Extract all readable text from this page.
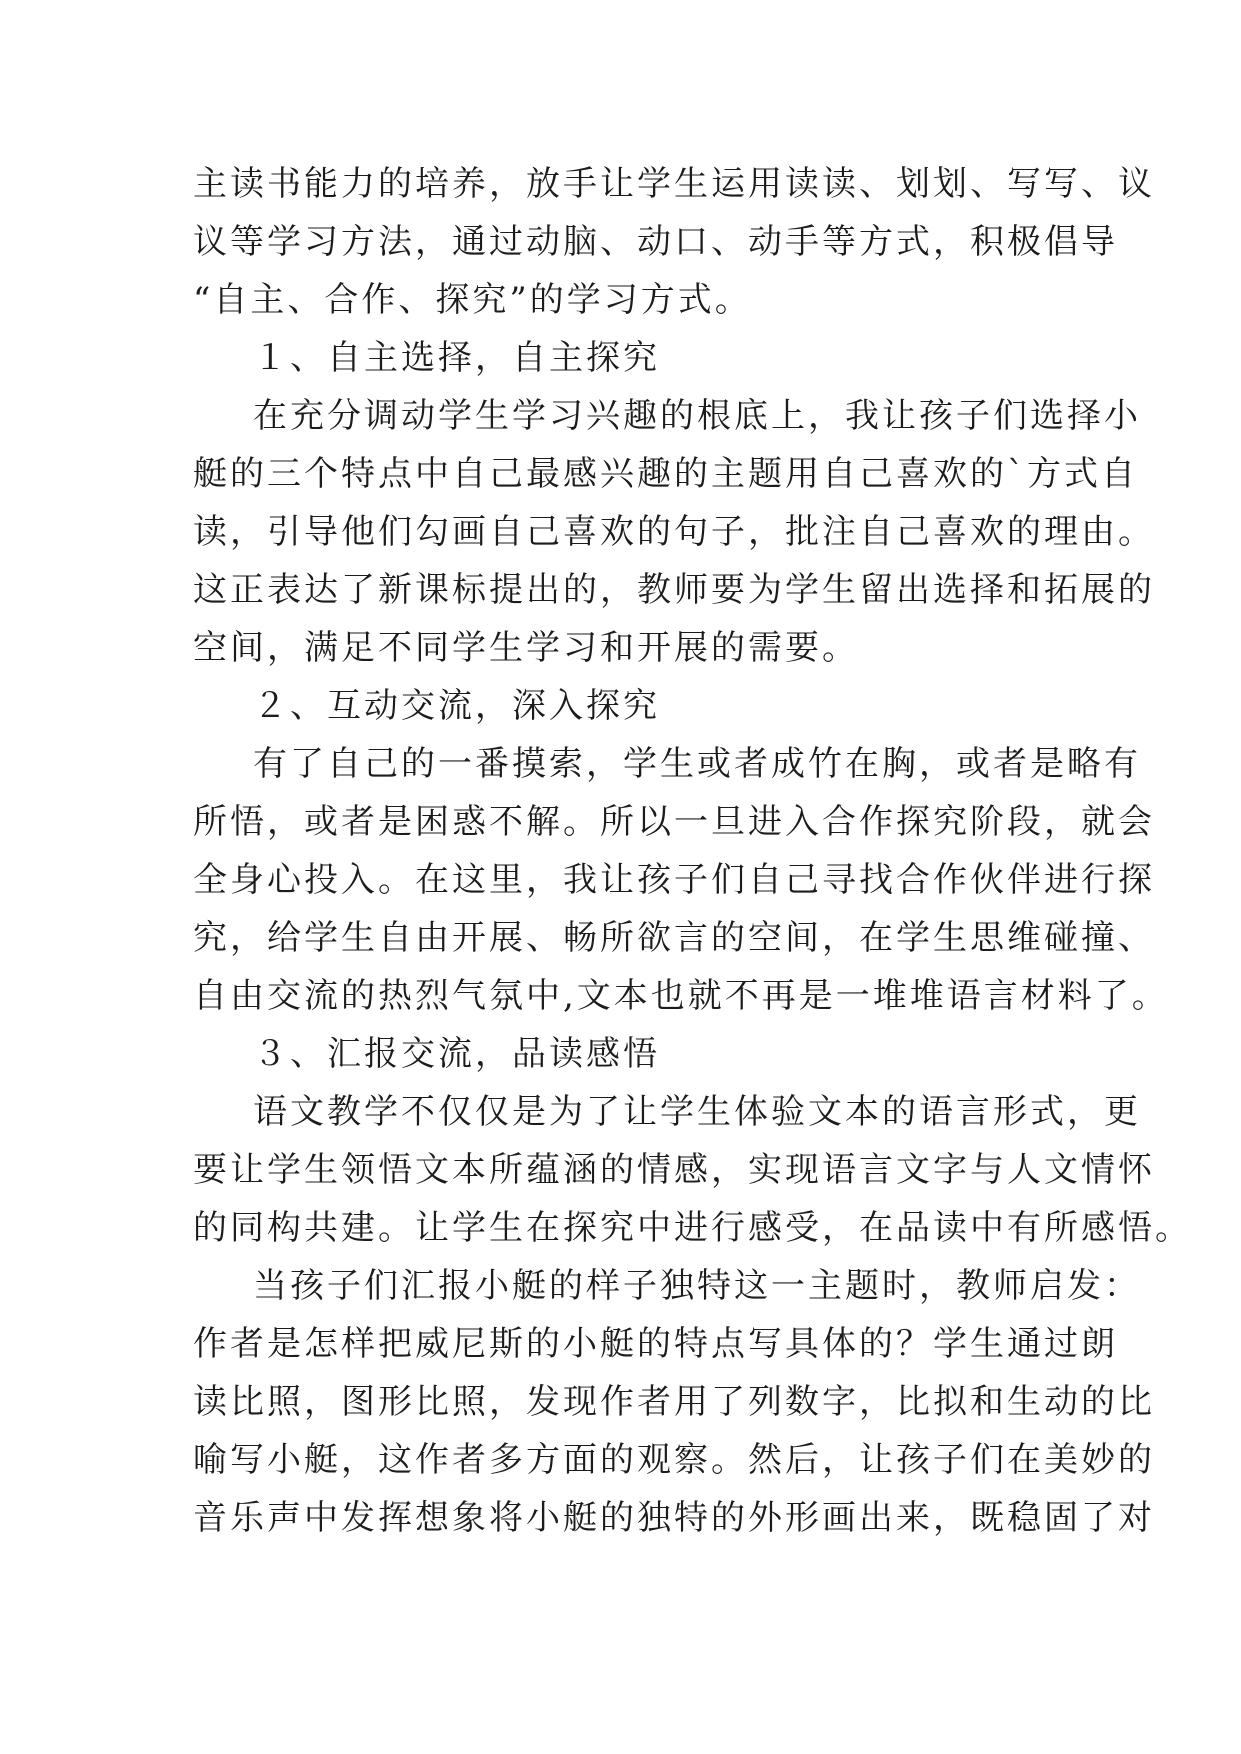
主读书能力的培养，放手让学生运用读读、划划、写写、议
议等学习方法，通过动脑、动口、动手等方式，积极倡导
“自主、合作、探究”的学习方式。
１、自主选择，自主探究
在充分调动学生学习兴趣的根底上，我让孩子们选择小
艇的三个特点中自己最感兴趣的主题用自己喜欢的`方式自
读，引导他们勾画自己喜欢的句子，批注自己喜欢的理由。
这正表达了新课标提出的，教师要为学生留出选择和拓展的
空间，满足不同学生学习和开展的需要。
２、互动交流，深入探究
有了自己的一番摸索，学生或者成竹在胸，或者是略有
所悟，或者是困惑不解。所以一旦进入合作探究阶段，就会
全身心投入。在这里，我让孩子们自己寻找合作伙伴进行探
究，给学生自由开展、畅所欲言的空间，在学生思维碰撞、
自由交流的热烈气氛中,文本也就不再是一堆堆语言材料了。
３、汇报交流，品读感悟
语文教学不仅仅是为了让学生体验文本的语言形式，更
要让学生领悟文本所蕴涵的情感，实现语言文字与人文情怀
的同构共建。让学生在探究中进行感受，在品读中有所感悟。
当孩子们汇报小艇的样子独特这一主题时，教师启发：
作者是怎样把威尼斯的小艇的特点写具体的？学生通过朗
读比照，图形比照，发现作者用了列数字，比拟和生动的比
喻写小艇，这作者多方面的观察。然后，让孩子们在美妙的
音乐声中发挥想象将小艇的独特的外形画出来，既稳固了对
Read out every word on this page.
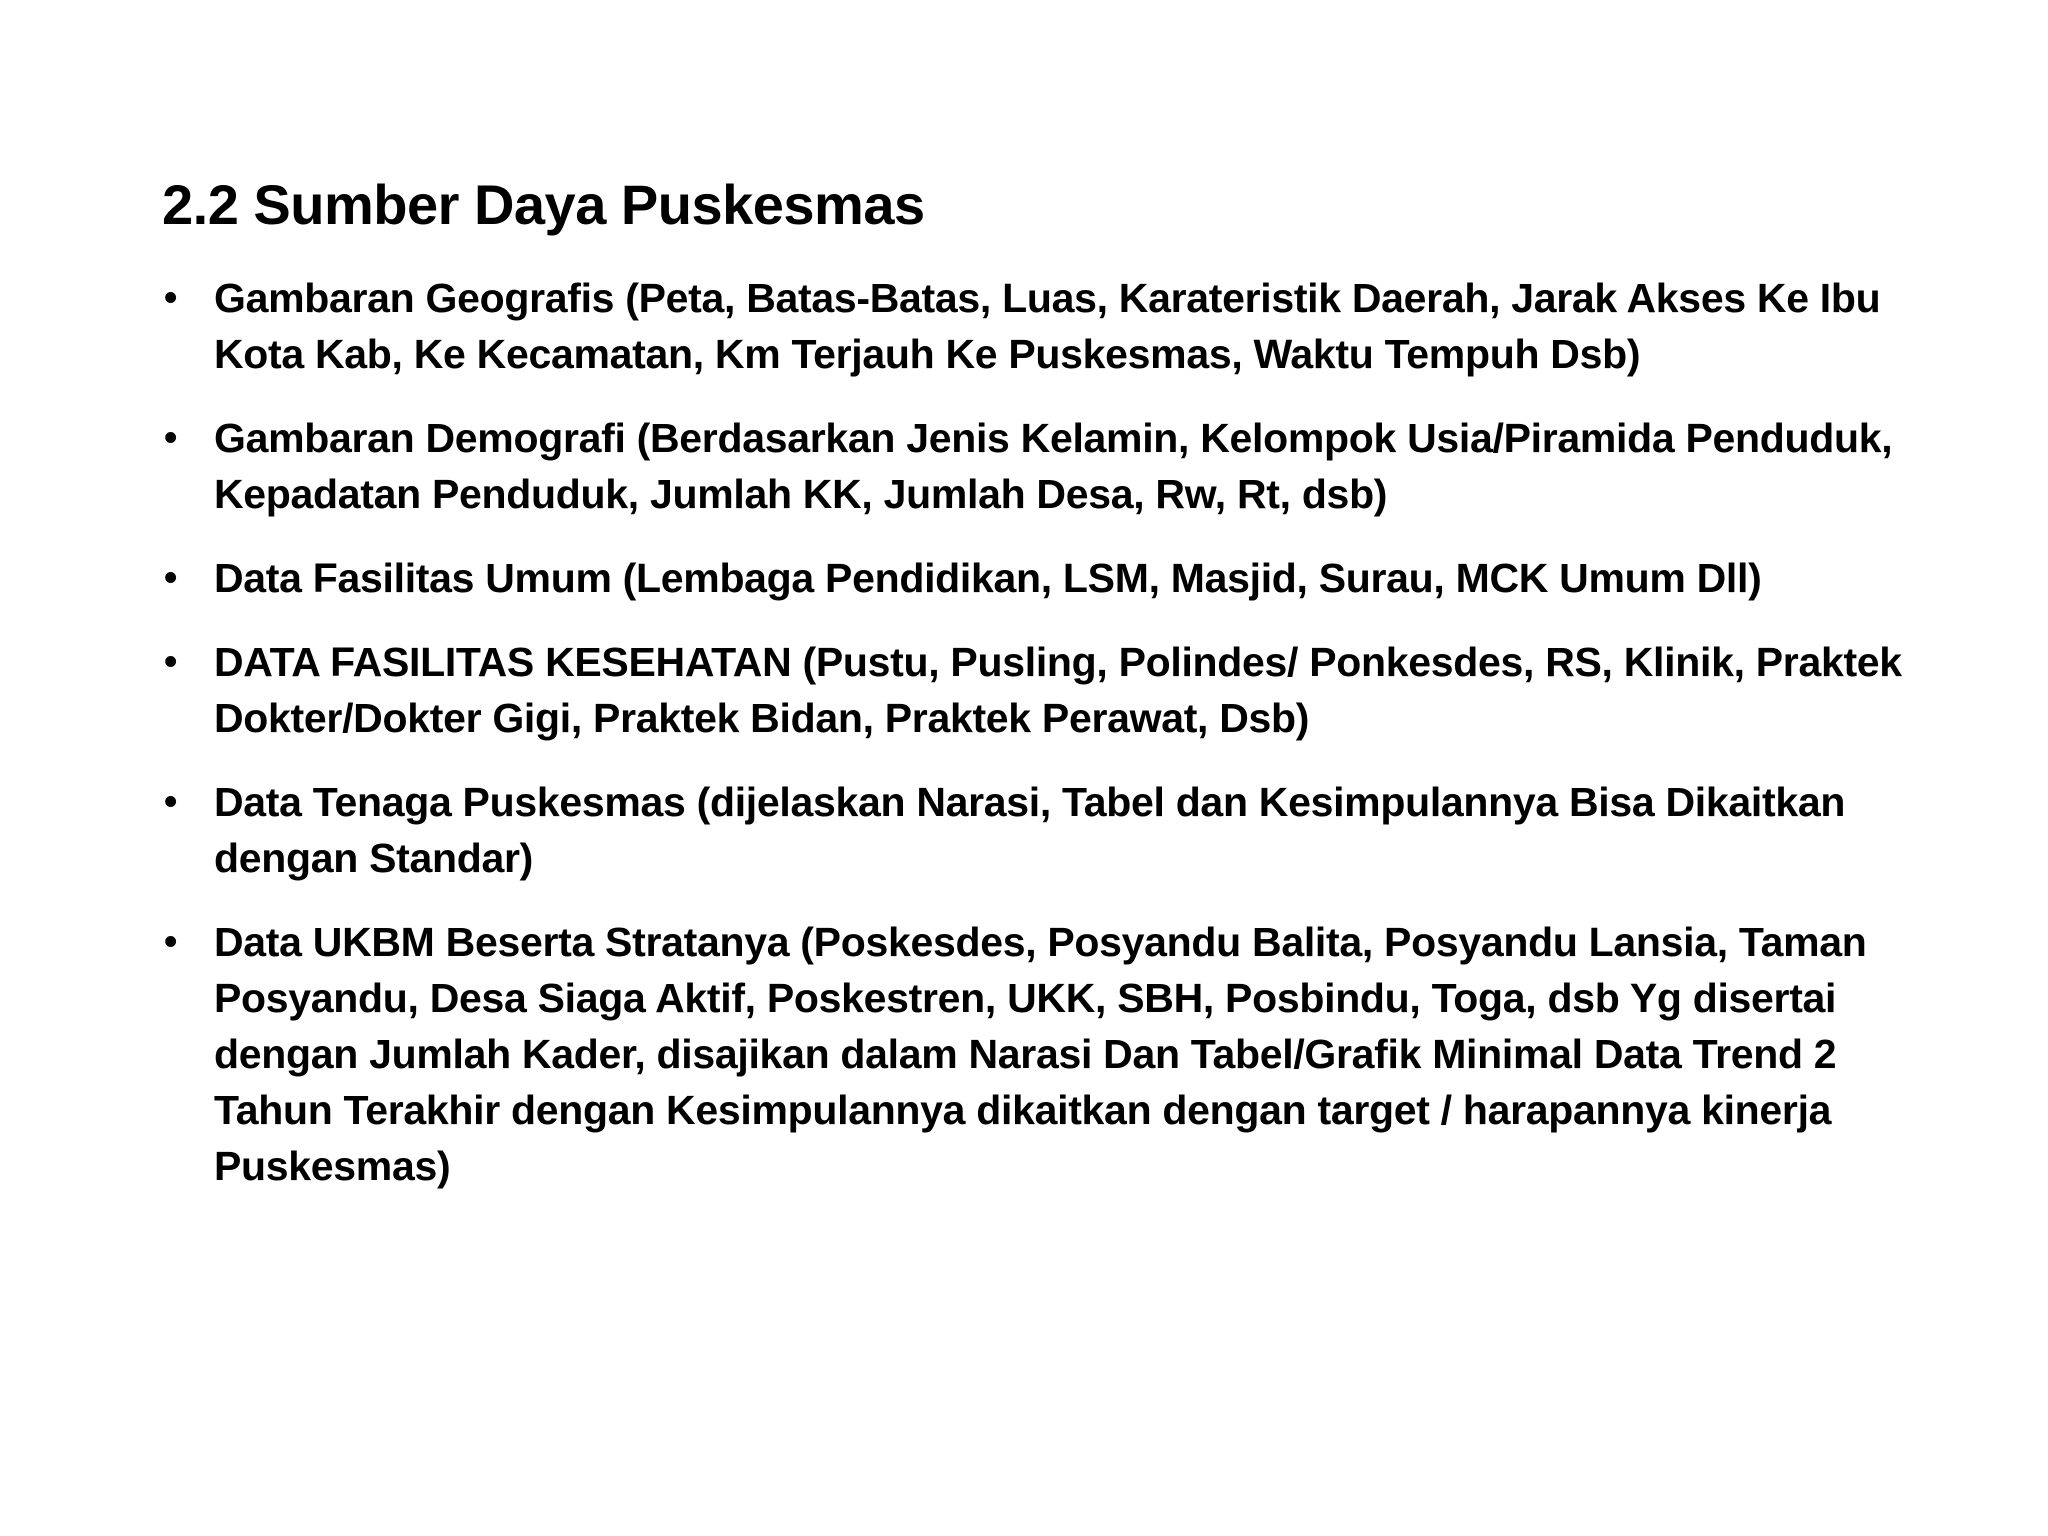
2.2 Sumber Daya Puskesmas
• Gambaran Geografis (Peta, Batas-Batas, Luas, Karateristik Daerah, Jarak Akses Ke Ibu Kota Kab, Ke Kecamatan, Km Terjauh Ke Puskesmas, Waktu Tempuh Dsb)
• Gambaran Demografi (Berdasarkan Jenis Kelamin, Kelompok Usia/Piramida Penduduk, Kepadatan Penduduk, Jumlah KK, Jumlah Desa, Rw, Rt, dsb)
• Data Fasilitas Umum (Lembaga Pendidikan, LSM, Masjid, Surau, MCK Umum Dll)
• DATA FASILITAS KESEHATAN (Pustu, Pusling, Polindes/ Ponkesdes, RS, Klinik, Praktek Dokter/Dokter Gigi, Praktek Bidan, Praktek Perawat, Dsb)
• Data Tenaga Puskesmas (dijelaskan Narasi, Tabel dan Kesimpulannya Bisa Dikaitkan dengan Standar)
• Data UKBM Beserta Stratanya (Poskesdes, Posyandu Balita, Posyandu Lansia, Taman Posyandu, Desa Siaga Aktif, Poskestren, UKK, SBH, Posbindu, Toga, dsb Yg disertai dengan Jumlah Kader, disajikan dalam Narasi Dan Tabel/Grafik Minimal Data Trend 2 Tahun Terakhir dengan Kesimpulannya dikaitkan dengan target / harapannya kinerja Puskesmas)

• • • • • • •

* [What to do]:
Write out all the records again, exactly, minus any pictures.

* [Result of this task]:
Extract all readable text from this page.
主读书能力的培养，放手让学生运用读读、划划、写写、议
议等学习方法，通过动脑、动口、动手等方式，积极倡导
“自主、合作、探究”的学习方式。
１、自主选择，自主探究
在充分调动学生学习兴趣的根底上，我让孩子们选择小
艇的三个特点中自己最感兴趣的主题用自己喜欢的`方式自
读，引导他们勾画自己喜欢的句子，批注自己喜欢的理由。
这正表达了新课标提出的，教师要为学生留出选择和拓展的
空间，满足不同学生学习和开展的需要。
２、互动交流，深入探究
有了自己的一番摸索，学生或者成竹在胸，或者是略有
所悟，或者是困惑不解。所以一旦进入合作探究阶段，就会
全身心投入。在这里，我让孩子们自己寻找合作伙伴进行探
究，给学生自由开展、畅所欲言的空间，在学生思维碰撞、
自由交流的热烈气氛中,文本也就不再是一堆堆语言材料了。
３、汇报交流，品读感悟
语文教学不仅仅是为了让学生体验文本的语言形式，更
要让学生领悟文本所蕴涵的情感，实现语言文字与人文情怀
的同构共建。让学生在探究中进行感受，在品读中有所感悟。
当孩子们汇报小艇的样子独特这一主题时，教师启发：
作者是怎样把威尼斯的小艇的特点写具体的？学生通过朗
读比照，图形比照，发现作者用了列数字，比拟和生动的比
喻写小艇，这作者多方面的观察。然后，让孩子们在美妙的
音乐声中发挥想象将小艇的独特的外形画出来，既稳固了对
Read out every word on this page.
2.2 Sumber Daya Puskesmas
• Gambaran Geografis (Peta, Batas-Batas, Luas, Karateristik Daerah, Jarak Akses Ke Ibu Kota Kab, Ke Kecamatan, Km Terjauh Ke Puskesmas, Waktu Tempuh Dsb)
• Gambaran Demografi (Berdasarkan Jenis Kelamin, Kelompok Usia/Piramida Penduduk, Kepadatan Penduduk, Jumlah KK, Jumlah Desa, Rw, Rt, dsb)
• Data Fasilitas Umum (Lembaga Pendidikan, LSM, Masjid, Surau, MCK Umum Dll)
• DATA FASILITAS KESEHATAN (Pustu, Pusling, Polindes/ Ponkesdes, RS, Klinik, Praktek Dokter/Dokter Gigi, Praktek Bidan, Praktek Perawat, Dsb)
• Data Tenaga Puskesmas (dijelaskan Narasi, Tabel dan Kesimpulannya Bisa Dikaitkan dengan Standar)
• Data UKBM Beserta Stratanya (Poskesdes, Posyandu Balita, Posyandu Lansia, Taman Posyandu, Desa Siaga Aktif, Poskestren, UKK, SBH, Posbindu, Toga, dsb Yg disertai dengan Jumlah Kader, disajikan dalam Narasi Dan Tabel/Grafik Minimal Data Trend 2 Tahun Terakhir dengan Kesimpulannya dikaitkan dengan target / harapannya kinerja Puskesmas)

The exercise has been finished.